Source records:
↓↓↓
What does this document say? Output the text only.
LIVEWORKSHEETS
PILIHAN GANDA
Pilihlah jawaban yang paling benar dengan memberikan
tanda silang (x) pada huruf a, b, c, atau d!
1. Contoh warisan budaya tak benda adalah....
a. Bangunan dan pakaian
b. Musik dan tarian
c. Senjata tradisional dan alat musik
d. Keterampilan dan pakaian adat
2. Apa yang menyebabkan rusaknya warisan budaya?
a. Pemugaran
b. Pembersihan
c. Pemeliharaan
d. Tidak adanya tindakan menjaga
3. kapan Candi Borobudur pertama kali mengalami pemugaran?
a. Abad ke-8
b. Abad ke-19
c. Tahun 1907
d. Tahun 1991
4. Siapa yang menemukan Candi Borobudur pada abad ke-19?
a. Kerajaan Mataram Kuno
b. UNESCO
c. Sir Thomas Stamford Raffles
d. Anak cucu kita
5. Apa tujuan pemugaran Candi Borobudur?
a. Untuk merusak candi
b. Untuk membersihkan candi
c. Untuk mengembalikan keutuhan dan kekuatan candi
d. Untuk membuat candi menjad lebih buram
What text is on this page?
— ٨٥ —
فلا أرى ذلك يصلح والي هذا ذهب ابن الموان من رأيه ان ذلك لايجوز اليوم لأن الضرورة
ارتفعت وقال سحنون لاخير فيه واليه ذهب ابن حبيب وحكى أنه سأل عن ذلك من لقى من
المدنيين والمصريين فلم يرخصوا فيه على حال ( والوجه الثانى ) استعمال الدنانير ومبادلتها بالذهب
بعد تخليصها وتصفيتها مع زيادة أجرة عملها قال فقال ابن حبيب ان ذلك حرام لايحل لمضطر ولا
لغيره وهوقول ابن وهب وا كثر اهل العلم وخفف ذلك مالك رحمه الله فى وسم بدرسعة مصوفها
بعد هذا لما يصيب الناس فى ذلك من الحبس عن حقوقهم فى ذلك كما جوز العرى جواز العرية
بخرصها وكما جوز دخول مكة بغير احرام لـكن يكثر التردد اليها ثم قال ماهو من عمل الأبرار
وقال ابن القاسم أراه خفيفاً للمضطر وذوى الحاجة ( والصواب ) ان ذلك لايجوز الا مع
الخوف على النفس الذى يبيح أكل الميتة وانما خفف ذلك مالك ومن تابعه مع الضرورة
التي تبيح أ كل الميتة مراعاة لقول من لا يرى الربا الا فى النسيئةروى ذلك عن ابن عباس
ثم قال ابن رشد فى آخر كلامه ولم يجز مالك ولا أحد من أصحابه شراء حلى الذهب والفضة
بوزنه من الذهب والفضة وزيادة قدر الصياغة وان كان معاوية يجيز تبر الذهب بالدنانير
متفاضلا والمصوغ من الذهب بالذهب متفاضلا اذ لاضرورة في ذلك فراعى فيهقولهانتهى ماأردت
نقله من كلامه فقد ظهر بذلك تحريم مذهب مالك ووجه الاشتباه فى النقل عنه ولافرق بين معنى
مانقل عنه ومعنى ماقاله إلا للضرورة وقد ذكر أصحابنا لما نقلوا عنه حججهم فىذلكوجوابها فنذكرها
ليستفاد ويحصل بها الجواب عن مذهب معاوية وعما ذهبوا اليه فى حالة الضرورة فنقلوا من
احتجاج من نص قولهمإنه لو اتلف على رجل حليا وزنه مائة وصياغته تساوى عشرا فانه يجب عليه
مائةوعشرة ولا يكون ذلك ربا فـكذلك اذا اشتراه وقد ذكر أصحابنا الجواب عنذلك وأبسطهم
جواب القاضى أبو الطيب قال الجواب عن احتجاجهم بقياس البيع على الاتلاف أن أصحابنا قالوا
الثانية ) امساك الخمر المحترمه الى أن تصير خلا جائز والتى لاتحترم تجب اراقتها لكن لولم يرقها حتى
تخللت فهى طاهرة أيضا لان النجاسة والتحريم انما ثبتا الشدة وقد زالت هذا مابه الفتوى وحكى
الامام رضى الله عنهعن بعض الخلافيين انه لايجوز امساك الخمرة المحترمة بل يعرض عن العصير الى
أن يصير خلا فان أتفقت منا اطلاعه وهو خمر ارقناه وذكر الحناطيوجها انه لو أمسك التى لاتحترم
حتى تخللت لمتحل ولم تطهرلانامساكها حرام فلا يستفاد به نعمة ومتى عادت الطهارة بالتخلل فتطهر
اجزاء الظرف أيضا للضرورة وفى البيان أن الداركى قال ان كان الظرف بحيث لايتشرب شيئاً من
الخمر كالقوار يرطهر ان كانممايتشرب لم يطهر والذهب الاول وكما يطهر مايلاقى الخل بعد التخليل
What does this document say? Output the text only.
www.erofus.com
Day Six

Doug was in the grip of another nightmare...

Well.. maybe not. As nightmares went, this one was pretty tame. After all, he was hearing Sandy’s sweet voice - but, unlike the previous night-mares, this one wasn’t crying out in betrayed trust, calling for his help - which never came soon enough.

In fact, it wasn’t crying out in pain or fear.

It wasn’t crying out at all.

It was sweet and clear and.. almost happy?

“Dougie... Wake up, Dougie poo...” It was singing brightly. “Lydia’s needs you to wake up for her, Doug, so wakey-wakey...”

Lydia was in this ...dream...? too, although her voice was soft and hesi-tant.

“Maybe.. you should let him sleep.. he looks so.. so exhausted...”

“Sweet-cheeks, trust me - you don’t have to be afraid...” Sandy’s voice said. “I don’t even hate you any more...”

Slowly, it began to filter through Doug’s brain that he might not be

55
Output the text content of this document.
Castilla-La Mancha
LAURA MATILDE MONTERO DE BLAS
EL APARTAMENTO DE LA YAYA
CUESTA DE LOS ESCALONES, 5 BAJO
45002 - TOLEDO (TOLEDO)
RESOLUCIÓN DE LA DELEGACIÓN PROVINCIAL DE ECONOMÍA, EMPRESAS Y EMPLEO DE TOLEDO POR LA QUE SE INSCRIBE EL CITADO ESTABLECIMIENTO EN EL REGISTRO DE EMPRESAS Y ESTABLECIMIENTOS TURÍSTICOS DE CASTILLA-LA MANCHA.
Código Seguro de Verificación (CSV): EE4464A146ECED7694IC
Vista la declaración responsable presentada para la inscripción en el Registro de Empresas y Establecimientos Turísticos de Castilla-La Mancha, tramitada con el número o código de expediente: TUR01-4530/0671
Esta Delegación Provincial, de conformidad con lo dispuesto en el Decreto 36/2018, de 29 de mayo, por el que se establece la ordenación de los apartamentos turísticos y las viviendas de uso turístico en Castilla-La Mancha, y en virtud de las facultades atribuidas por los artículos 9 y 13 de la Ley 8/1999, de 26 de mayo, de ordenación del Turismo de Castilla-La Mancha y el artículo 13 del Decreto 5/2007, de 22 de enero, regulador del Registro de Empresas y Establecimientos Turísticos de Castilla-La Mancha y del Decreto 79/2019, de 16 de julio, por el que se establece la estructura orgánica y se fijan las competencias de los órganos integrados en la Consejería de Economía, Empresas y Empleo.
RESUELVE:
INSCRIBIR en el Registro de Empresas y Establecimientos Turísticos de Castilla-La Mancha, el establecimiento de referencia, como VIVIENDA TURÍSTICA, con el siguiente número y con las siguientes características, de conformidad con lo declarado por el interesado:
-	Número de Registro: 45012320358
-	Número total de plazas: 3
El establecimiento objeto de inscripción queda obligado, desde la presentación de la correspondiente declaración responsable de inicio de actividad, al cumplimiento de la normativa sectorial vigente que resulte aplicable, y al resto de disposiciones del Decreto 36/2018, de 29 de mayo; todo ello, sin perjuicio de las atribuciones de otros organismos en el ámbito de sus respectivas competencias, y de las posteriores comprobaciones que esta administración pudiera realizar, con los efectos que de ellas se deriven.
↑↑↑
◆ **INSTRUCTION**
Provide only the number of lines in the records containing the string "الضرورة".

◆ **THE RESULT**
3